Hace dos décadas también se inauguró
oficialmente el Teatre Nacional de Catalunya
‘L’auca del senyor Esteve’, de Santiago
Rusiñol, que abrió el TNC en versión de Adolfo Marsillach. / RICARD CUGAT
Este 2017 se cumplen 20 años de la primera vez
que el teatro de Romeo Castellucci pisó los escenarios catalanes. Fue en el
Mercat de les Flors, durante el Festival Grec, con el espectáculo 'Orestea (Una
commedia organica?)' de la Socìetas Raffaello Sanzio. En aquella época yo era
el director del Festival Grec, y para mí fueron unos años muy intensos en los
que también nos visitaron por primera vez nombres como Christoph Marthaler,
Sasha Waltz o Jan Lauwers.
Por eso, recuerdo perfectamente las
dificultades que tuvieron muchos espectadores y muchos representantes de la
prensa a la hora de acoger a unos creadores que han acabado subiendo al parnaso
de la creación escénica contemporánea, y que en nuestra casa afortunadamente
hemos podido ir siguiendo, en una cierta medida, gracias a festivales como el
Grec, Temporada Alta o el TNT, y a teatros como el Mercat de les Flors, el
Lliure o el TNC.
Este 2017, precisamente, también hace 20 años
que se inauguró oficialmente uno de los
principales teatros públicos de nuestro país, el Teatre Nacional de Catalunya,
que a día de hoy tengo el honor de dirigir. A lo largo de estas dos décadas, el
TNC se ha ido consolidando como un gran dinamizador del panorama escénico
catalán, gracias principalmente a su compromiso con la creación local
contemporánea y con nuestro patrimonio dramático, sin dar la espalda al resto
de iniciativas públicas y privadas que articulan nuestra realidad teatral.

================

### Instrucción dada
Indica si cada afirmación concuerda con el extracto, contestando sí o no y citando literalmente las palabras del extracto que lo deciden.
1. La primera obra de Romeo Castellucci en Cataluña se presentó en el Mercat de les Flors durante el Festival Grec.
2. El Teatre Nacional de Catalunya se inauguró oficialmente hace diez años.
3. Quien escribe dirigía el Festival Grec cuando se presentó la primera obra de Castellucci en Cataluña.

### Material proporcionado

================

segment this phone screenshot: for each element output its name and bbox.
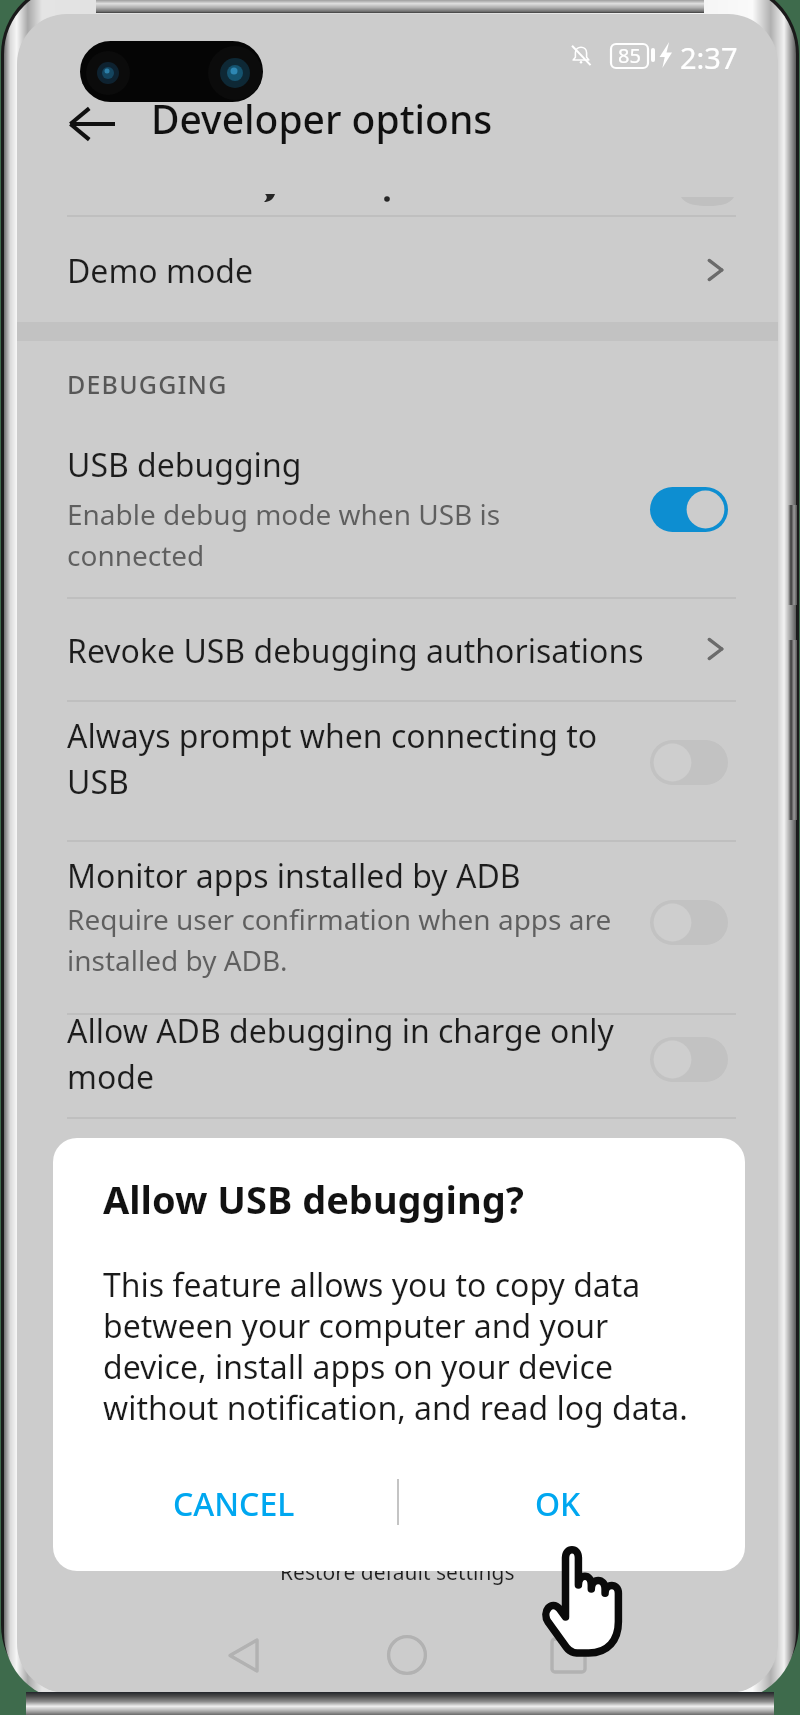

================

### Respuesta completa
1. Sí: "Fue en el Mercat de les Flors, durante el Festival Grec".
2. No: "hace 20 años que se inauguró oficialmente".
3. Sí: "En aquella época yo era el director del Festival Grec".